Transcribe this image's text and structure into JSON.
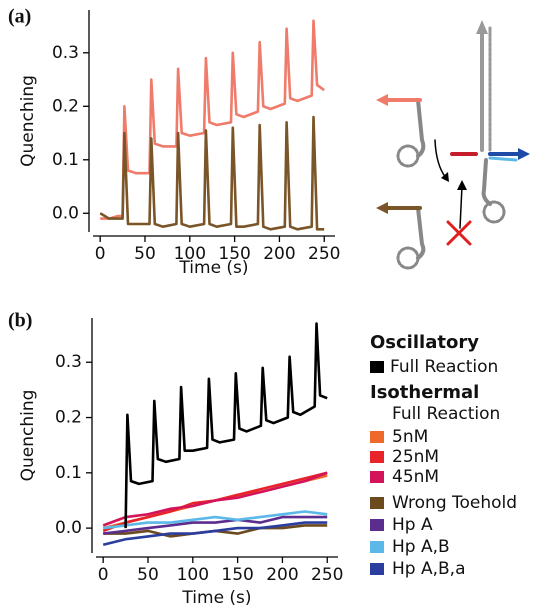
{
  "chart_data": [
    {
      "type": "line",
      "panel": "(a)",
      "x_label": "Time (s)",
      "y_label": "Quenching",
      "xlim": [
        -8,
        262
      ],
      "ylim": [
        -0.035,
        0.38
      ],
      "xticks": [
        0,
        50,
        100,
        150,
        200,
        250
      ],
      "yticks": [
        {
          "value": 0,
          "label": "0.0"
        },
        {
          "value": 0.1,
          "label": "0.1"
        },
        {
          "value": 0.2,
          "label": "0.2"
        },
        {
          "value": 0.3,
          "label": "0.3"
        }
      ],
      "x": [
        0,
        10,
        20,
        25,
        27,
        31,
        40,
        55,
        57,
        61,
        70,
        85,
        87,
        91,
        100,
        116,
        118,
        122,
        130,
        146,
        148,
        152,
        160,
        176,
        178,
        182,
        190,
        206,
        208,
        212,
        220,
        236,
        238,
        242,
        250
      ],
      "series": [
        {
          "color": "#ef7b6a",
          "values": [
            -0.01,
            -0.01,
            -0.005,
            -0.005,
            0.2,
            0.08,
            0.075,
            0.075,
            0.25,
            0.13,
            0.125,
            0.125,
            0.27,
            0.15,
            0.145,
            0.15,
            0.29,
            0.17,
            0.165,
            0.17,
            0.3,
            0.185,
            0.18,
            0.19,
            0.32,
            0.2,
            0.195,
            0.205,
            0.345,
            0.215,
            0.21,
            0.22,
            0.36,
            0.24,
            0.23
          ]
        },
        {
          "color": "#7a5527",
          "values": [
            0,
            -0.01,
            -0.01,
            -0.01,
            0.15,
            -0.02,
            -0.02,
            -0.02,
            0.14,
            -0.02,
            -0.025,
            -0.02,
            0.15,
            -0.02,
            -0.025,
            -0.02,
            0.155,
            -0.02,
            -0.025,
            -0.02,
            0.16,
            -0.025,
            -0.025,
            -0.02,
            0.165,
            -0.025,
            -0.03,
            -0.025,
            0.17,
            -0.025,
            -0.03,
            -0.025,
            0.18,
            -0.03,
            -0.03
          ]
        }
      ]
    },
    {
      "type": "line",
      "panel": "(b)",
      "x_label": "Time (s)",
      "y_label": "Quenching",
      "xlim": [
        -8,
        262
      ],
      "ylim": [
        -0.045,
        0.38
      ],
      "xticks": [
        0,
        50,
        100,
        150,
        200,
        250
      ],
      "yticks": [
        {
          "value": 0,
          "label": "0.0"
        },
        {
          "value": 0.1,
          "label": "0.1"
        },
        {
          "value": 0.2,
          "label": "0.2"
        },
        {
          "value": 0.3,
          "label": "0.3"
        }
      ],
      "legend": true,
      "legend_headings": [
        "Oscillatory",
        "Isothermal",
        "Full Reaction"
      ],
      "series": [
        {
          "name": "5nM",
          "color": "#ef6a2a",
          "x": [
            0,
            25,
            50,
            75,
            100,
            125,
            150,
            175,
            200,
            225,
            250
          ],
          "values": [
            0,
            0.01,
            0.02,
            0.03,
            0.04,
            0.05,
            0.06,
            0.065,
            0.075,
            0.085,
            0.095
          ]
        },
        {
          "name": "25nM",
          "color": "#e8232a",
          "x": [
            0,
            25,
            50,
            75,
            100,
            125,
            150,
            175,
            200,
            225,
            250
          ],
          "values": [
            -0.005,
            0.01,
            0.02,
            0.03,
            0.045,
            0.05,
            0.06,
            0.07,
            0.08,
            0.09,
            0.1
          ]
        },
        {
          "name": "45nM",
          "color": "#d4145a",
          "x": [
            0,
            25,
            50,
            75,
            100,
            125,
            150,
            175,
            200,
            225,
            250
          ],
          "values": [
            0.005,
            0.02,
            0.025,
            0.035,
            0.04,
            0.05,
            0.055,
            0.065,
            0.075,
            0.085,
            0.1
          ]
        },
        {
          "name": "Wrong Toehold",
          "color": "#6b4a1e",
          "x": [
            0,
            25,
            50,
            75,
            100,
            125,
            150,
            175,
            200,
            225,
            250
          ],
          "values": [
            -0.01,
            -0.01,
            -0.005,
            -0.015,
            -0.01,
            -0.005,
            -0.01,
            0,
            0,
            0.005,
            0.005
          ]
        },
        {
          "name": "Hp A",
          "color": "#5b2d8e",
          "x": [
            0,
            25,
            50,
            75,
            100,
            125,
            150,
            175,
            200,
            225,
            250
          ],
          "values": [
            -0.01,
            -0.005,
            0,
            0.005,
            0.01,
            0.01,
            0.015,
            0.01,
            0.02,
            0.02,
            0.02
          ]
        },
        {
          "name": "Hp A,B",
          "color": "#5bb8e8",
          "x": [
            0,
            25,
            50,
            75,
            100,
            125,
            150,
            175,
            200,
            225,
            250
          ],
          "values": [
            0,
            0.005,
            0.01,
            0.01,
            0.015,
            0.02,
            0.015,
            0.02,
            0.025,
            0.03,
            0.025
          ]
        },
        {
          "name": "Hp A,B,a",
          "color": "#2b3d9e",
          "x": [
            0,
            25,
            50,
            75,
            100,
            125,
            150,
            175,
            200,
            225,
            250
          ],
          "values": [
            -0.03,
            -0.02,
            -0.015,
            -0.01,
            -0.01,
            -0.005,
            0,
            0,
            0.005,
            0.01,
            0.01
          ]
        },
        {
          "name": "Full Reaction",
          "color": "#000000",
          "x": [
            0,
            10,
            20,
            25,
            27,
            31,
            40,
            55,
            57,
            61,
            70,
            85,
            87,
            91,
            100,
            116,
            118,
            122,
            130,
            146,
            148,
            152,
            160,
            176,
            178,
            182,
            190,
            206,
            208,
            212,
            220,
            236,
            238,
            242,
            250
          ],
          "values": [
            null,
            null,
            null,
            0,
            0.205,
            0.085,
            0.08,
            0.085,
            0.23,
            0.125,
            0.12,
            0.125,
            0.255,
            0.14,
            0.14,
            0.145,
            0.27,
            0.16,
            0.155,
            0.16,
            0.28,
            0.18,
            0.175,
            0.185,
            0.29,
            0.195,
            0.19,
            0.2,
            0.31,
            0.21,
            0.205,
            0.22,
            0.37,
            0.24,
            0.235
          ]
        }
      ]
    }
  ]
}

> _INSTRUCTIONS FOR THE TASK_
Without the pictures, copy the material exactly as given.

> _EXPECTED ANSWER_
Transcribe this image's text and structure into JSON.
{
  "chart_data": [
    {
      "type": "line",
      "panel": "(a)",
      "x_label": "Time (s)",
      "y_label": "Quenching",
      "xlim": [
        -8,
        262
      ],
      "ylim": [
        -0.035,
        0.38
      ],
      "xticks": [
        0,
        50,
        100,
        150,
        200,
        250
      ],
      "yticks": [
        {
          "value": 0,
          "label": "0.0"
        },
        {
          "value": 0.1,
          "label": "0.1"
        },
        {
          "value": 0.2,
          "label": "0.2"
        },
        {
          "value": 0.3,
          "label": "0.3"
        }
      ],
      "x": [
        0,
        10,
        20,
        25,
        27,
        31,
        40,
        55,
        57,
        61,
        70,
        85,
        87,
        91,
        100,
        116,
        118,
        122,
        130,
        146,
        148,
        152,
        160,
        176,
        178,
        182,
        190,
        206,
        208,
        212,
        220,
        236,
        238,
        242,
        250
      ],
      "series": [
        {
          "color": "#ef7b6a",
          "values": [
            -0.01,
            -0.01,
            -0.005,
            -0.005,
            0.2,
            0.08,
            0.075,
            0.075,
            0.25,
            0.13,
            0.125,
            0.125,
            0.27,
            0.15,
            0.145,
            0.15,
            0.29,
            0.17,
            0.165,
            0.17,
            0.3,
            0.185,
            0.18,
            0.19,
            0.32,
            0.2,
            0.195,
            0.205,
            0.345,
            0.215,
            0.21,
            0.22,
            0.36,
            0.24,
            0.23
          ]
        },
        {
          "color": "#7a5527",
          "values": [
            0,
            -0.01,
            -0.01,
            -0.01,
            0.15,
            -0.02,
            -0.02,
            -0.02,
            0.14,
            -0.02,
            -0.025,
            -0.02,
            0.15,
            -0.02,
            -0.025,
            -0.02,
            0.155,
            -0.02,
            -0.025,
            -0.02,
            0.16,
            -0.025,
            -0.025,
            -0.02,
            0.165,
            -0.025,
            -0.03,
            -0.025,
            0.17,
            -0.025,
            -0.03,
            -0.025,
            0.18,
            -0.03,
            -0.03
          ]
        }
      ]
    },
    {
      "type": "line",
      "panel": "(b)",
      "x_label": "Time (s)",
      "y_label": "Quenching",
      "xlim": [
        -8,
        262
      ],
      "ylim": [
        -0.045,
        0.38
      ],
      "xticks": [
        0,
        50,
        100,
        150,
        200,
        250
      ],
      "yticks": [
        {
          "value": 0,
          "label": "0.0"
        },
        {
          "value": 0.1,
          "label": "0.1"
        },
        {
          "value": 0.2,
          "label": "0.2"
        },
        {
          "value": 0.3,
          "label": "0.3"
        }
      ],
      "legend": true,
      "legend_headings": [
        "Oscillatory",
        "Isothermal",
        "Full Reaction"
      ],
      "series": [
        {
          "name": "5nM",
          "color": "#ef6a2a",
          "x": [
            0,
            25,
            50,
            75,
            100,
            125,
            150,
            175,
            200,
            225,
            250
          ],
          "values": [
            0,
            0.01,
            0.02,
            0.03,
            0.04,
            0.05,
            0.06,
            0.065,
            0.075,
            0.085,
            0.095
          ]
        },
        {
          "name": "25nM",
          "color": "#e8232a",
          "x": [
            0,
            25,
            50,
            75,
            100,
            125,
            150,
            175,
            200,
            225,
            250
          ],
          "values": [
            -0.005,
            0.01,
            0.02,
            0.03,
            0.045,
            0.05,
            0.06,
            0.07,
            0.08,
            0.09,
            0.1
          ]
        },
        {
          "name": "45nM",
          "color": "#d4145a",
          "x": [
            0,
            25,
            50,
            75,
            100,
            125,
            150,
            175,
            200,
            225,
            250
          ],
          "values": [
            0.005,
            0.02,
            0.025,
            0.035,
            0.04,
            0.05,
            0.055,
            0.065,
            0.075,
            0.085,
            0.1
          ]
        },
        {
          "name": "Wrong Toehold",
          "color": "#6b4a1e",
          "x": [
            0,
            25,
            50,
            75,
            100,
            125,
            150,
            175,
            200,
            225,
            250
          ],
          "values": [
            -0.01,
            -0.01,
            -0.005,
            -0.015,
            -0.01,
            -0.005,
            -0.01,
            0,
            0,
            0.005,
            0.005
          ]
        },
        {
          "name": "Hp A",
          "color": "#5b2d8e",
          "x": [
            0,
            25,
            50,
            75,
            100,
            125,
            150,
            175,
            200,
            225,
            250
          ],
          "values": [
            -0.01,
            -0.005,
            0,
            0.005,
            0.01,
            0.01,
            0.015,
            0.01,
            0.02,
            0.02,
            0.02
          ]
        },
        {
          "name": "Hp A,B",
          "color": "#5bb8e8",
          "x": [
            0,
            25,
            50,
            75,
            100,
            125,
            150,
            175,
            200,
            225,
            250
          ],
          "values": [
            0,
            0.005,
            0.01,
            0.01,
            0.015,
            0.02,
            0.015,
            0.02,
            0.025,
            0.03,
            0.025
          ]
        },
        {
          "name": "Hp A,B,a",
          "color": "#2b3d9e",
          "x": [
            0,
            25,
            50,
            75,
            100,
            125,
            150,
            175,
            200,
            225,
            250
          ],
          "values": [
            -0.03,
            -0.02,
            -0.015,
            -0.01,
            -0.01,
            -0.005,
            0,
            0,
            0.005,
            0.01,
            0.01
          ]
        },
        {
          "name": "Full Reaction",
          "color": "#000000",
          "x": [
            0,
            10,
            20,
            25,
            27,
            31,
            40,
            55,
            57,
            61,
            70,
            85,
            87,
            91,
            100,
            116,
            118,
            122,
            130,
            146,
            148,
            152,
            160,
            176,
            178,
            182,
            190,
            206,
            208,
            212,
            220,
            236,
            238,
            242,
            250
          ],
          "values": [
            null,
            null,
            null,
            0,
            0.205,
            0.085,
            0.08,
            0.085,
            0.23,
            0.125,
            0.12,
            0.125,
            0.255,
            0.14,
            0.14,
            0.145,
            0.27,
            0.16,
            0.155,
            0.16,
            0.28,
            0.18,
            0.175,
            0.185,
            0.29,
            0.195,
            0.19,
            0.2,
            0.31,
            0.21,
            0.205,
            0.22,
            0.37,
            0.24,
            0.235
          ]
        }
      ]
    }
  ]
}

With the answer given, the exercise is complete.